> [Given entries]

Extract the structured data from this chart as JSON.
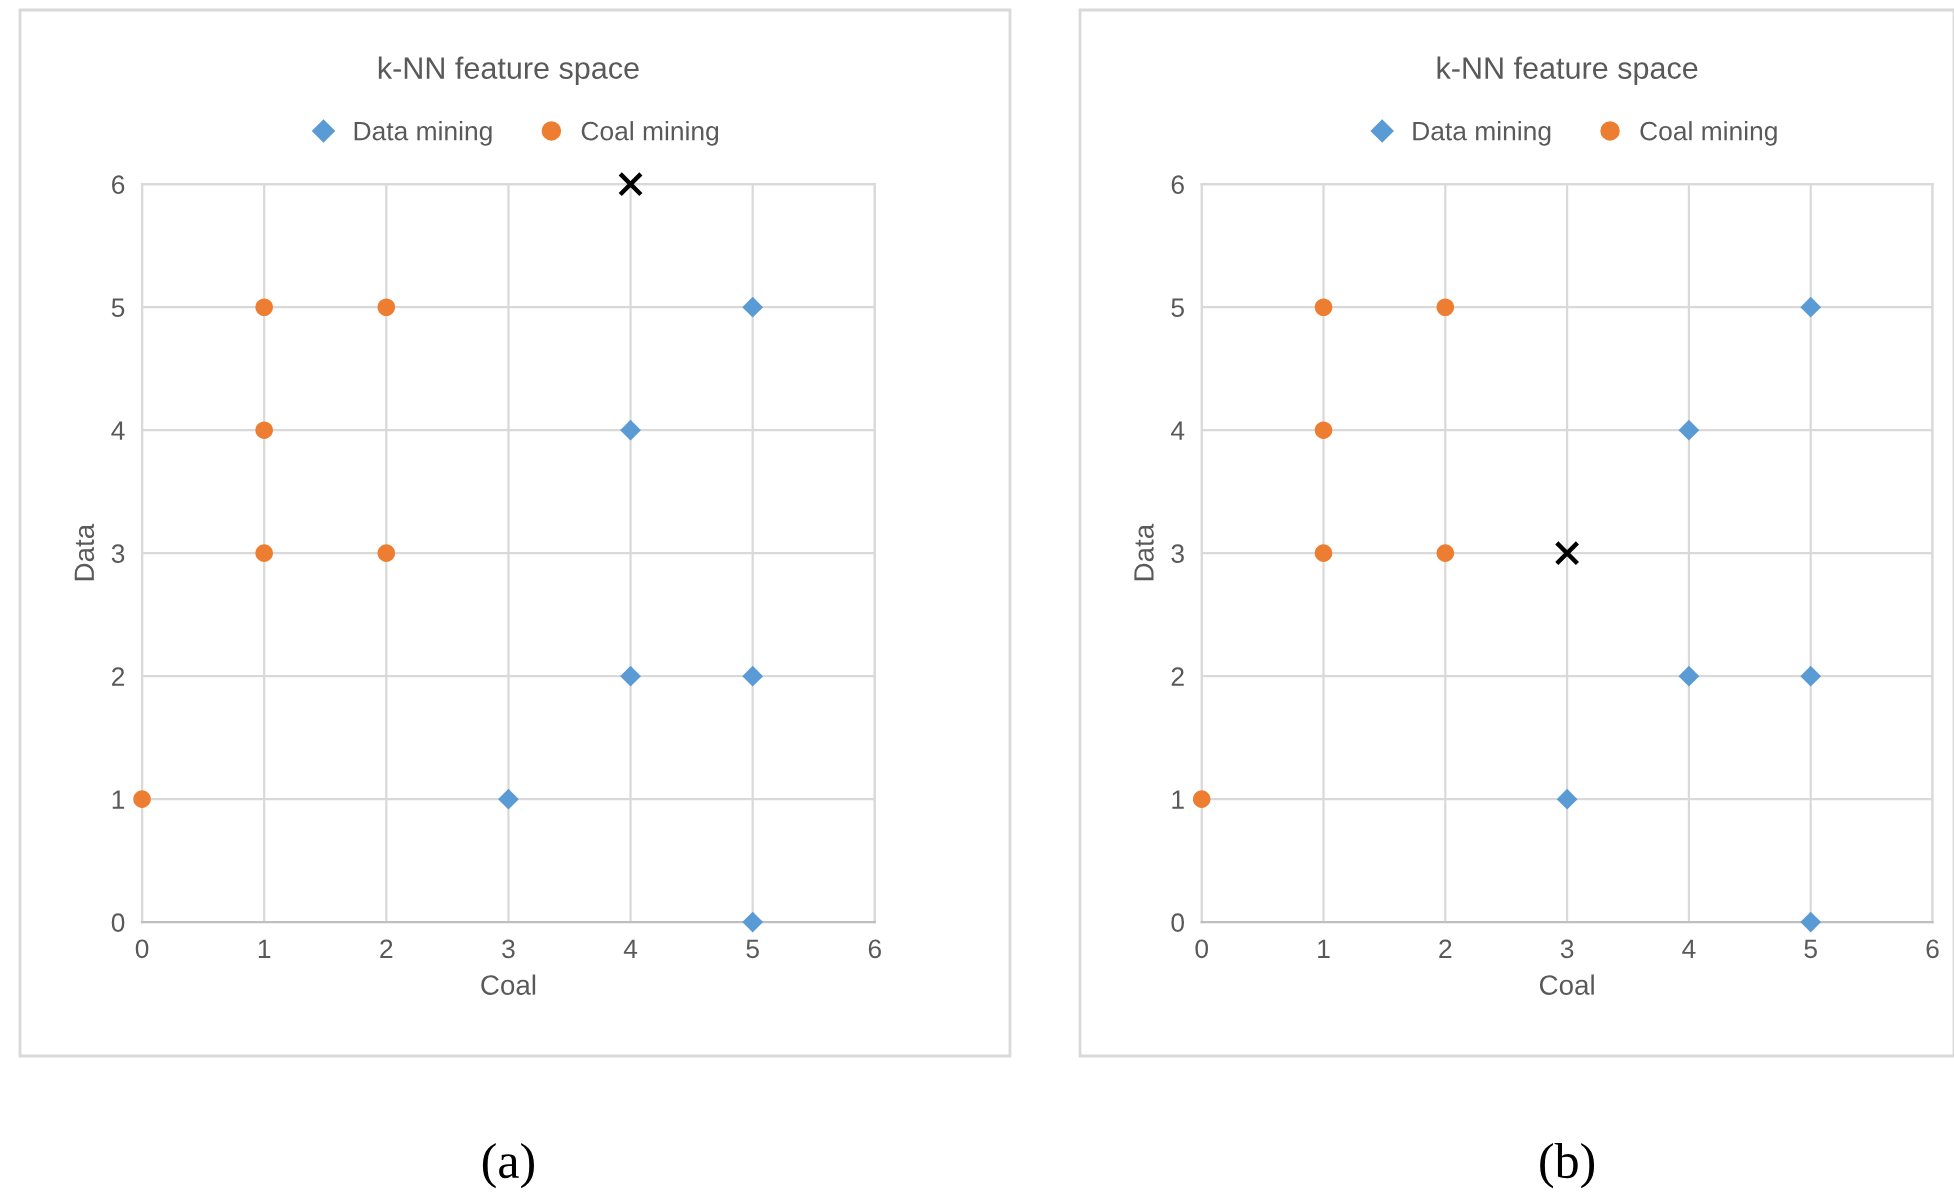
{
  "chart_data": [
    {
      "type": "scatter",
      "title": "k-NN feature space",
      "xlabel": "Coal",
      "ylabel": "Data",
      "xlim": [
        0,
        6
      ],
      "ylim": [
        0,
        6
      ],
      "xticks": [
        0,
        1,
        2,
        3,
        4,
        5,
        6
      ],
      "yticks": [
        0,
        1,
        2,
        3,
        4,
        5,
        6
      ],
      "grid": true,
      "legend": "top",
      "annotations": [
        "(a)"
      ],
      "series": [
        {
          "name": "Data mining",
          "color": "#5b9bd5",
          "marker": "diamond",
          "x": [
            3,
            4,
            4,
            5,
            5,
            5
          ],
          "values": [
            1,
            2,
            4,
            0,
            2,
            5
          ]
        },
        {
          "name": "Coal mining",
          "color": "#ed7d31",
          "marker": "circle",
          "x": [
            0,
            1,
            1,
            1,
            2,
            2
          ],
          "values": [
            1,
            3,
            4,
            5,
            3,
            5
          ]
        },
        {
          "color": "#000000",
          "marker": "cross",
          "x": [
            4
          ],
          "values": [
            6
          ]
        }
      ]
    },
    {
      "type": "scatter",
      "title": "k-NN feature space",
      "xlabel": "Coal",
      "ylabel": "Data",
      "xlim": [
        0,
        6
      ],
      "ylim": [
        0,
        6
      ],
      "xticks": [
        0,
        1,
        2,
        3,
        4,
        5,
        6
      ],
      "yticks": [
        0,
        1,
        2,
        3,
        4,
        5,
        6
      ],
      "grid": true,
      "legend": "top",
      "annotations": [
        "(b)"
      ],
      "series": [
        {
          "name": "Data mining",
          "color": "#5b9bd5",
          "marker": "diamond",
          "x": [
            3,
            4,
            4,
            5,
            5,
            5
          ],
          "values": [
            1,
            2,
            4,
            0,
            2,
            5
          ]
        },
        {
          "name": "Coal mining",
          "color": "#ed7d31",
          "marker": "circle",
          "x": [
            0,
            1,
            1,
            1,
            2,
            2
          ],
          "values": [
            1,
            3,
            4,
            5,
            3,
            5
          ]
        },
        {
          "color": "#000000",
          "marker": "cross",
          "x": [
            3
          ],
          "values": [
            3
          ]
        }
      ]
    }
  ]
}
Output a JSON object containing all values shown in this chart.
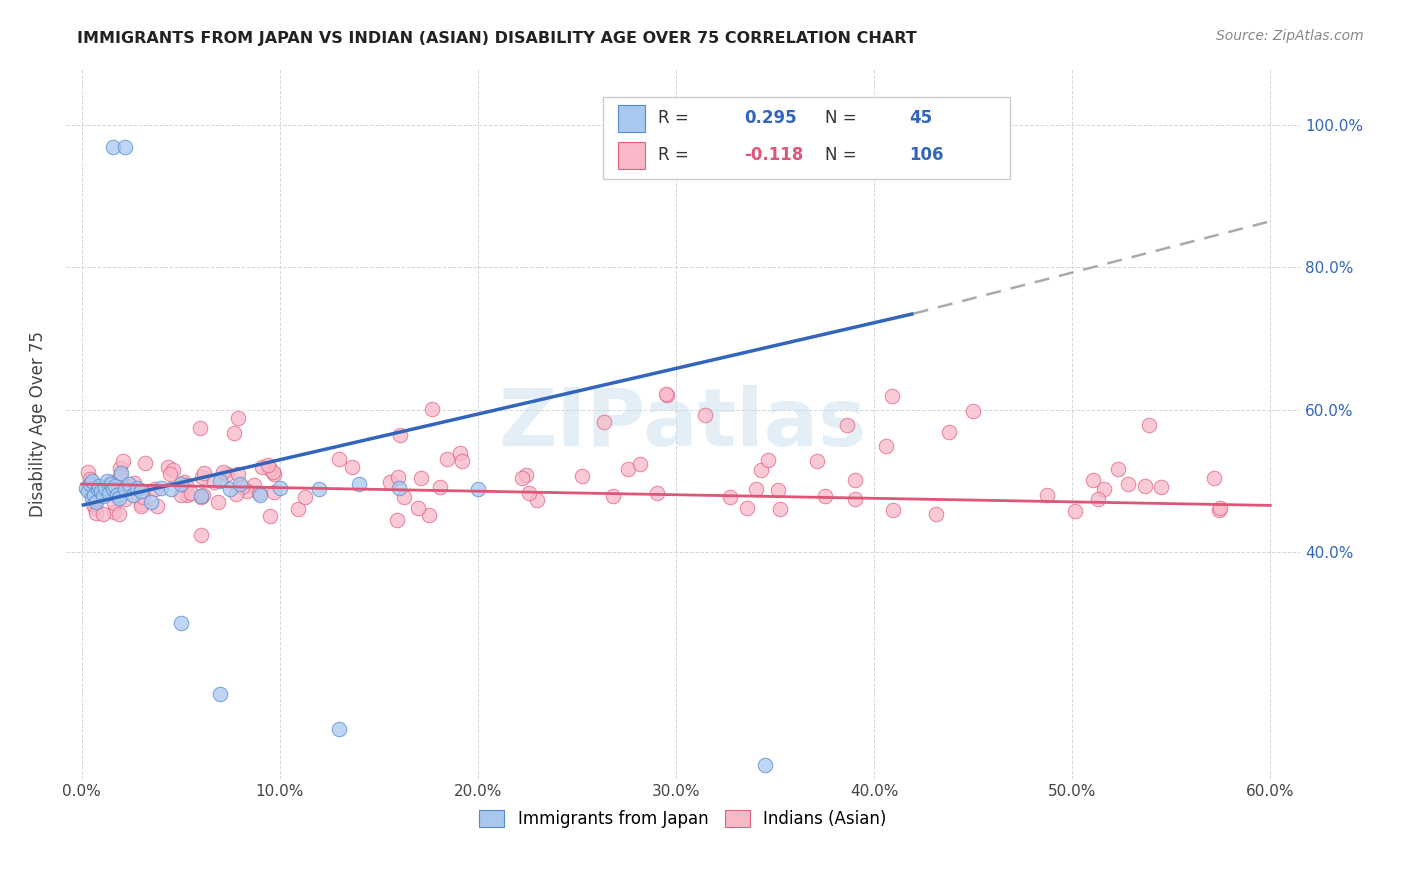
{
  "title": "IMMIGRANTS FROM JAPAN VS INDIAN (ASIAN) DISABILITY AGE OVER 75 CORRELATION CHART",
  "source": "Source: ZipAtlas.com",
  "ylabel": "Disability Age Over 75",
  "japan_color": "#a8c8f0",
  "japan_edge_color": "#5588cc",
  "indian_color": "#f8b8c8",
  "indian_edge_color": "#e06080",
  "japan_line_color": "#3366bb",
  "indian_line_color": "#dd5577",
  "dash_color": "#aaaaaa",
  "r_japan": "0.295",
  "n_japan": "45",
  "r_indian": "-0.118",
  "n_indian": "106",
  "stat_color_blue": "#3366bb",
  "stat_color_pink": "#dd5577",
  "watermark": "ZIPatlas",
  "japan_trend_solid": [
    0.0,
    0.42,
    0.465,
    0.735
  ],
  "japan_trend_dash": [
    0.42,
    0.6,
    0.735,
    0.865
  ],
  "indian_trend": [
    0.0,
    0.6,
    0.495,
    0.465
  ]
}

...

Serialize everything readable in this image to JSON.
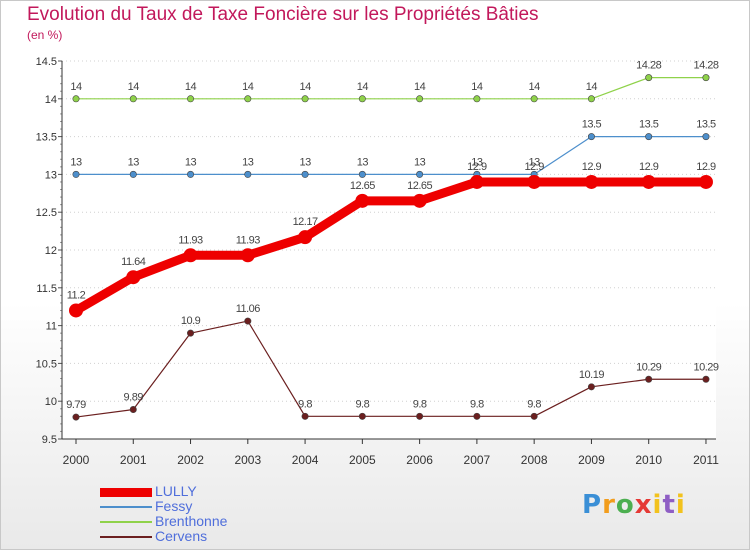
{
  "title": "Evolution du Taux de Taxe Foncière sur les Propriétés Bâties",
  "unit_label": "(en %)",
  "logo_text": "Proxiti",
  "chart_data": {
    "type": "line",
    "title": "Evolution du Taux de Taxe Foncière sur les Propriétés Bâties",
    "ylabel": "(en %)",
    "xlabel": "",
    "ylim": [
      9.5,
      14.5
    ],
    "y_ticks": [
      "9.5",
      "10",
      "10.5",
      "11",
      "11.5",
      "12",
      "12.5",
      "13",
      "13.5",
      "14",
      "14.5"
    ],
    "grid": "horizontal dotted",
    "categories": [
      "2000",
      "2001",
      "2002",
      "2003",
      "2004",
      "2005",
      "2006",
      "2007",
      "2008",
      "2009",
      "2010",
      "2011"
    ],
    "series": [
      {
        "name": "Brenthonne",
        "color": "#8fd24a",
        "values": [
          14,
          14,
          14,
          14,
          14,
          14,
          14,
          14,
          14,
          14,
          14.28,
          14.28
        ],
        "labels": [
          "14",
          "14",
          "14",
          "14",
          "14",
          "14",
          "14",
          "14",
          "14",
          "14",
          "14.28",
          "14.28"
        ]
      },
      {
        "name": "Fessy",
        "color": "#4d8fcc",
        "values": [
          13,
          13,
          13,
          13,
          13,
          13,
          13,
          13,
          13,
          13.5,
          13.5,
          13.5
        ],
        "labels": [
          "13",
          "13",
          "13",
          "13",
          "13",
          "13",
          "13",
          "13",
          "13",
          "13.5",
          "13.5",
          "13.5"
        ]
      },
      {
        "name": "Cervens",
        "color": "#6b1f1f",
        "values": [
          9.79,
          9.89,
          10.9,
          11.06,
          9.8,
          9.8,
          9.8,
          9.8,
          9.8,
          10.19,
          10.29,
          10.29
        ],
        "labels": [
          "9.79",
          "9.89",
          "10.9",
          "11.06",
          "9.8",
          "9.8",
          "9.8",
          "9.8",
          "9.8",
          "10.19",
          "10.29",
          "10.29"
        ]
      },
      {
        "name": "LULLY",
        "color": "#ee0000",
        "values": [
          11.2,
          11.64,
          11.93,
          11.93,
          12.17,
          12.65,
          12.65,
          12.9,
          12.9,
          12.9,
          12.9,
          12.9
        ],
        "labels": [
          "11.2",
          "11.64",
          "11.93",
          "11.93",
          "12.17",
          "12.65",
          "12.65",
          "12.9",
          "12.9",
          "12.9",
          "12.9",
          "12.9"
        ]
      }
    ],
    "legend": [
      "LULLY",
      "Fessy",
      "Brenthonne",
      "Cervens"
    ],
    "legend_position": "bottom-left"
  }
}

> [Written instruction] Scan the records for the string "ylabel". Copy each line in which it appears.

> [Correct response]
      "ylabel": "Data",
      "ylabel": "Data",
  "ylabel": "Disability Age Over 75",
    "ylabel": "(en %)",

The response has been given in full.